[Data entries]
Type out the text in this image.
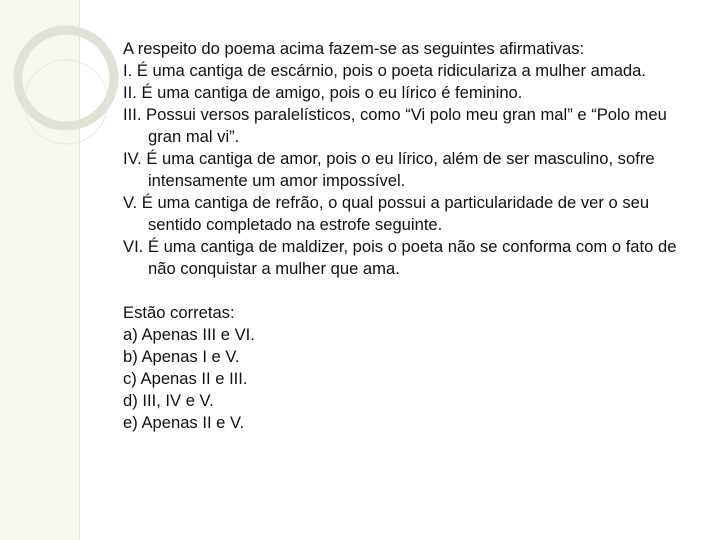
A respeito do poema acima fazem-se as seguintes afirmativas:

I. É uma cantiga de escárnio, pois o poeta ridiculariza a mulher amada.

II. É uma cantiga de amigo, pois o eu lírico é feminino.

III. Possui versos paralelísticos, como “Vi polo meu gran mal” e “Polo meu gran mal vi”.

IV. É uma cantiga de amor, pois o eu lírico, além de ser masculino, sofre intensamente um amor impossível.

V. É uma cantiga de refrão, o qual possui a particularidade de ver o seu sentido completado na estrofe seguinte.

VI. É uma cantiga de maldizer, pois o poeta não se conforma com o fato de não conquistar a mulher que ama.

Estão corretas:

a) Apenas III e VI.

b) Apenas I e V.

c) Apenas II e III.

d) III, IV e V.

e) Apenas II e V.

=== Task description ===
Working from the listing above, pick out every line that has "cantiga" and copy it.

=== Task solution ===
I. É uma cantiga de escárnio, pois o poeta ridiculariza a mulher amada.
II. É uma cantiga de amigo, pois o eu lírico é feminino.
IV. É uma cantiga de amor, pois o eu lírico, além de ser masculino, sofre intensamente um amor impossível.
V. É uma cantiga de refrão, o qual possui a particularidade de ver o seu sentido completado na estrofe seguinte.
VI. É uma cantiga de maldizer, pois o poeta não se conforma com o fato de não conquistar a mulher que ama.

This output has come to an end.